Given records:
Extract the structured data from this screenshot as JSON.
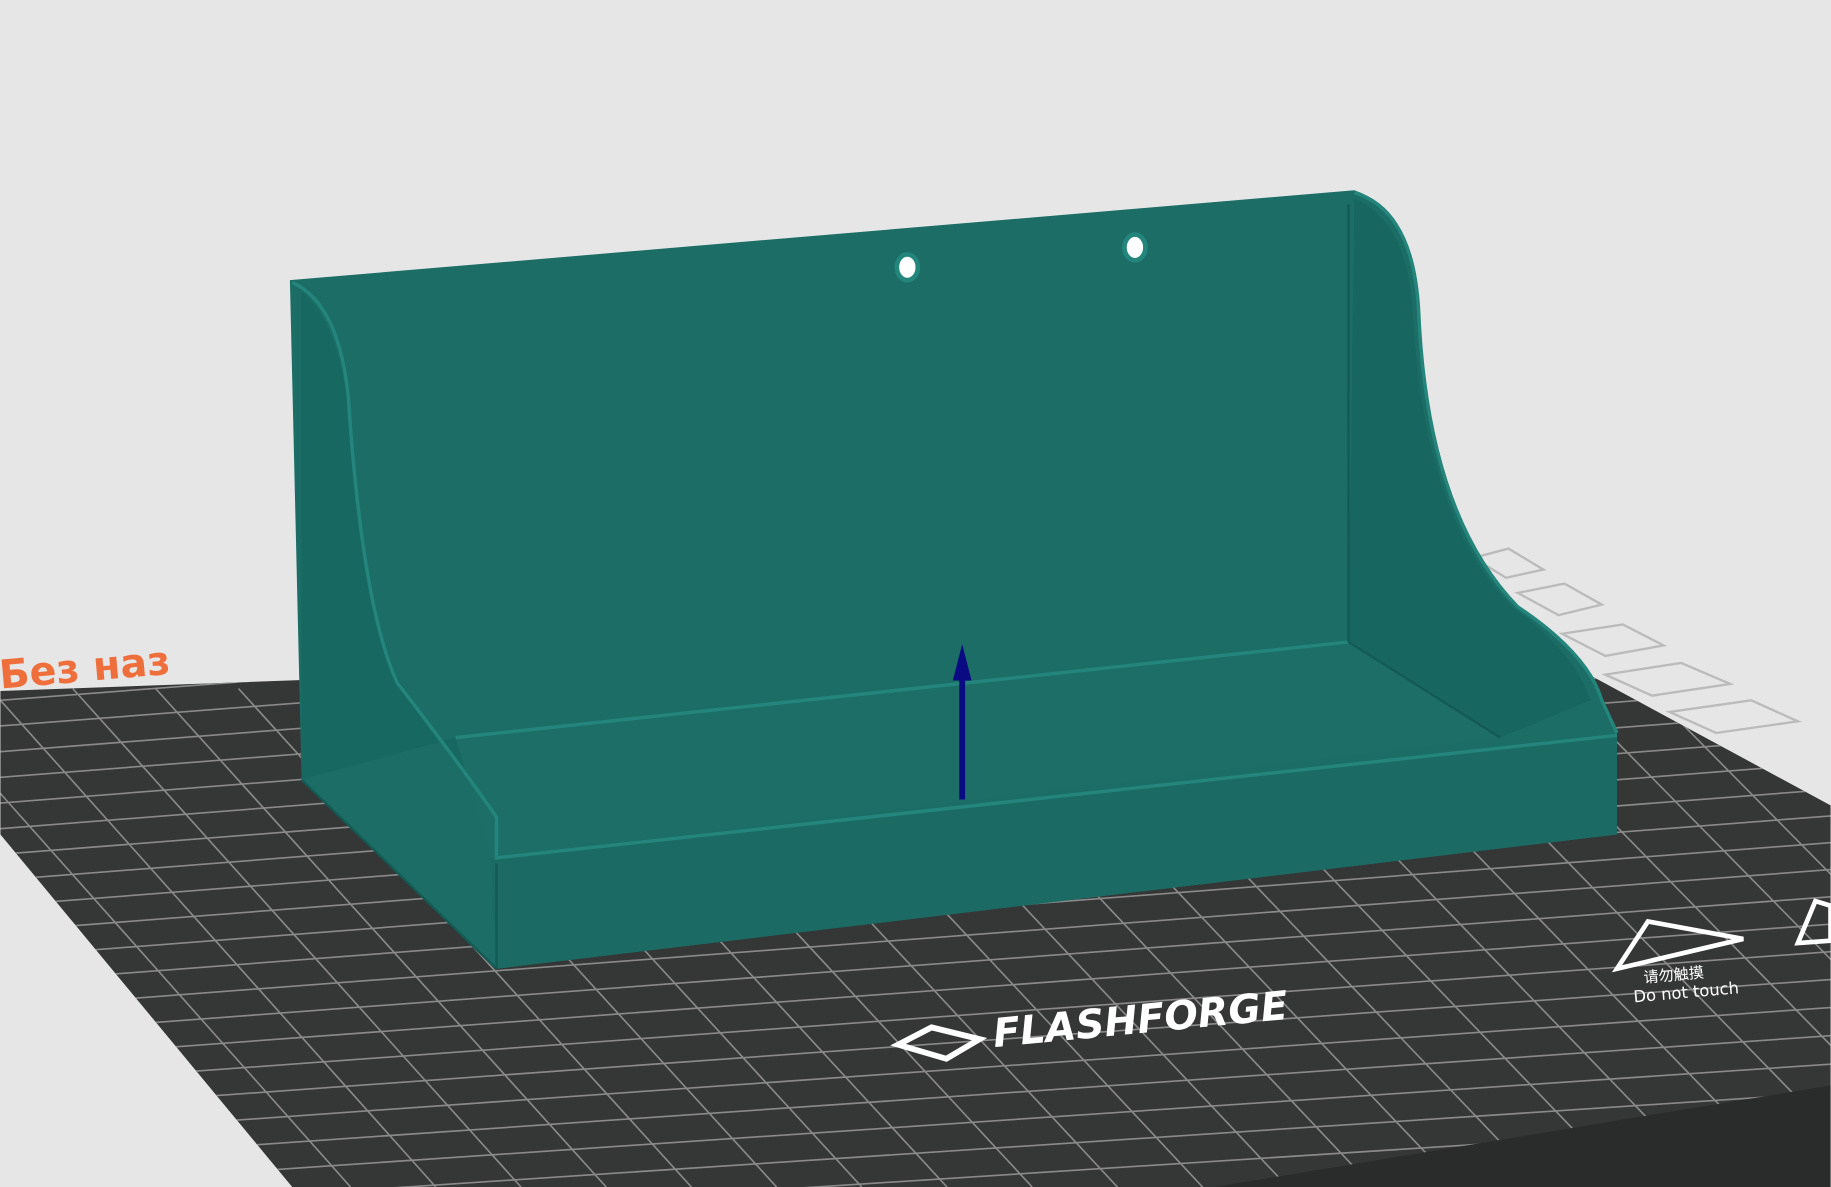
{
  "viewport": {
    "plate_label": "Без наз",
    "brand_logo": "FLASHFORGE",
    "warning_cn": "请勿触摸",
    "warning_en": "Do not touch",
    "colors": {
      "background": "#e6e6e6",
      "bed": "#353636",
      "grid": "#8a8a8a",
      "model": "#1b6d66",
      "model_dark": "#165f59",
      "model_edge": "#23857b",
      "label": "#ef6f3c",
      "arrow": "#0a0a82"
    }
  }
}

Task statement:
Omit each picture, then return all of the listing exactly as it stands.

Full answer:
Extract the structured data from this screenshot as JSON.
{
  "viewport": {
    "plate_label": "Без наз",
    "brand_logo": "FLASHFORGE",
    "warning_cn": "请勿触摸",
    "warning_en": "Do not touch",
    "colors": {
      "background": "#e6e6e6",
      "bed": "#353636",
      "grid": "#8a8a8a",
      "model": "#1b6d66",
      "model_dark": "#165f59",
      "model_edge": "#23857b",
      "label": "#ef6f3c",
      "arrow": "#0a0a82"
    }
  }
}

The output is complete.